» Objective: Wherever the word "wieku" appears in a line, extract that line.

» Extracted information:

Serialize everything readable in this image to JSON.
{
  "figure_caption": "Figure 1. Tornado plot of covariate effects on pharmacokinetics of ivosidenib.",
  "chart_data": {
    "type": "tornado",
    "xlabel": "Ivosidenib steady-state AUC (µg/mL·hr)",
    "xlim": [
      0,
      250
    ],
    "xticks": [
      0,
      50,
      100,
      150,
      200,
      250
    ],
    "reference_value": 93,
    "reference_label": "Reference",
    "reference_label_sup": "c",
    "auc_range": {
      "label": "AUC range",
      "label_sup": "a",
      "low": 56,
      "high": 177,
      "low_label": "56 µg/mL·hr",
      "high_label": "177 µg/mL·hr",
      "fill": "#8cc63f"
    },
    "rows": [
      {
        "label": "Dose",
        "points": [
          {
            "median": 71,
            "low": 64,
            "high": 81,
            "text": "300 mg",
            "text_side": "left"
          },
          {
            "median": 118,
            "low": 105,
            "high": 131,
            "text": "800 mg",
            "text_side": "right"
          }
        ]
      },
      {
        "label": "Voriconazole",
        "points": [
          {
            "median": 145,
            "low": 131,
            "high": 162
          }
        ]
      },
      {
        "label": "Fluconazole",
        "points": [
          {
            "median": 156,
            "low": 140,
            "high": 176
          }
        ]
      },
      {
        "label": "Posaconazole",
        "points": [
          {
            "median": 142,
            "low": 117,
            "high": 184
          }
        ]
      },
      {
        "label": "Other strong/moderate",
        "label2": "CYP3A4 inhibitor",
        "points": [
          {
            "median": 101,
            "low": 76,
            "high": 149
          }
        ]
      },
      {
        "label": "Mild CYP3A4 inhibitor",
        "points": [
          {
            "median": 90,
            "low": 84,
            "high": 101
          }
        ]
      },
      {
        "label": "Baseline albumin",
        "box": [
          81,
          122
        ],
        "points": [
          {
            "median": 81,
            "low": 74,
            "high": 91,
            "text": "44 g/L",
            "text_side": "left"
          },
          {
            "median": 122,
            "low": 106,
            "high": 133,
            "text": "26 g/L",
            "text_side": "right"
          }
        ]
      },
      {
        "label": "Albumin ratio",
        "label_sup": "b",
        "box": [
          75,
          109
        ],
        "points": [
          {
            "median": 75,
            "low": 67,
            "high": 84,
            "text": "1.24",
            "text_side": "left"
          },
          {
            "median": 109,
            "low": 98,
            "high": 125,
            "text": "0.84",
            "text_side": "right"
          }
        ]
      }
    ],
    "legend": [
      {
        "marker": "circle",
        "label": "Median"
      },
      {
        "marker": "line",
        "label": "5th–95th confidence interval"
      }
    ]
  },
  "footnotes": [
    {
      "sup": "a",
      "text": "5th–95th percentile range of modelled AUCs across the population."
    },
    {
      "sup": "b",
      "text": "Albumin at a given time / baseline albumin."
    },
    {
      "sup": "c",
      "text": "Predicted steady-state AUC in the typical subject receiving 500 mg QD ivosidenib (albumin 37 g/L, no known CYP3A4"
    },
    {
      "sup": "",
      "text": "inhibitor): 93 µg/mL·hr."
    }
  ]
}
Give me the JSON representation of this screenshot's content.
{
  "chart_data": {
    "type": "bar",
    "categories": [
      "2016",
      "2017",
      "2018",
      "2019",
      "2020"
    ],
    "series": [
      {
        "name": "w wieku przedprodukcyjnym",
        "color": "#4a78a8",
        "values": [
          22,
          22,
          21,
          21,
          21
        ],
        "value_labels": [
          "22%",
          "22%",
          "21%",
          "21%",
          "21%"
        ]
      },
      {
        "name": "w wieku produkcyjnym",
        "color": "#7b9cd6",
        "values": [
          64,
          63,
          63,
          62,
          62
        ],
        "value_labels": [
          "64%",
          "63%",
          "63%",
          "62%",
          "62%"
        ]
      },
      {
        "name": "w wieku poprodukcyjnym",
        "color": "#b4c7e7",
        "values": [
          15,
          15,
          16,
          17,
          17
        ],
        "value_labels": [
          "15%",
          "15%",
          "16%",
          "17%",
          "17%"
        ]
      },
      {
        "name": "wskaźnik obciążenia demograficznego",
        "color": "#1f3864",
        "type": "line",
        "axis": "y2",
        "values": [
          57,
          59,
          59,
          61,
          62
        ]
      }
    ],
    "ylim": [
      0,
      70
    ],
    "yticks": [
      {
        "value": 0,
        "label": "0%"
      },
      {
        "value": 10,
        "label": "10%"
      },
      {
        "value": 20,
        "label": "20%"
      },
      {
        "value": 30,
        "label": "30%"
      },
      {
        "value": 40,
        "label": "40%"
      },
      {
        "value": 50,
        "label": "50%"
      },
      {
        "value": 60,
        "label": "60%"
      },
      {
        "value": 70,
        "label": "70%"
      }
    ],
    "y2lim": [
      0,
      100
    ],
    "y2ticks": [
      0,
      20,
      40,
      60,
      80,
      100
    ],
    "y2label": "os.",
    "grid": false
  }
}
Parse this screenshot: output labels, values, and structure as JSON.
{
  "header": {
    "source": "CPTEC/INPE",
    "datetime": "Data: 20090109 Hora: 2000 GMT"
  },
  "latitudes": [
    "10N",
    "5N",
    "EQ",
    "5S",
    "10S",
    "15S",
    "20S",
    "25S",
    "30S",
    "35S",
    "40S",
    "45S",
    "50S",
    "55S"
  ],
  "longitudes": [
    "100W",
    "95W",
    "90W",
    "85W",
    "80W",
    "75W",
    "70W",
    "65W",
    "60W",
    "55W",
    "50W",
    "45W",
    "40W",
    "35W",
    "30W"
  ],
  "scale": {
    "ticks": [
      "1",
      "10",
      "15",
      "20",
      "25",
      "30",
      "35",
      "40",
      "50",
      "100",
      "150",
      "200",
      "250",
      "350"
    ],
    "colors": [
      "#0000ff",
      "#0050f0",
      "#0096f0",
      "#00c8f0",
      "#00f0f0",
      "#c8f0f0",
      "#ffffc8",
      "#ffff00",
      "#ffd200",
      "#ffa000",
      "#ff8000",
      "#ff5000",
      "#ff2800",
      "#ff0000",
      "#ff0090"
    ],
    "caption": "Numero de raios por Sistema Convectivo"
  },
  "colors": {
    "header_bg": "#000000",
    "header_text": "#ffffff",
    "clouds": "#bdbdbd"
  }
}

» Expected answer:
        "name": "w wieku przedprodukcyjnym",
        "name": "w wieku produkcyjnym",
        "name": "w wieku poprodukcyjnym",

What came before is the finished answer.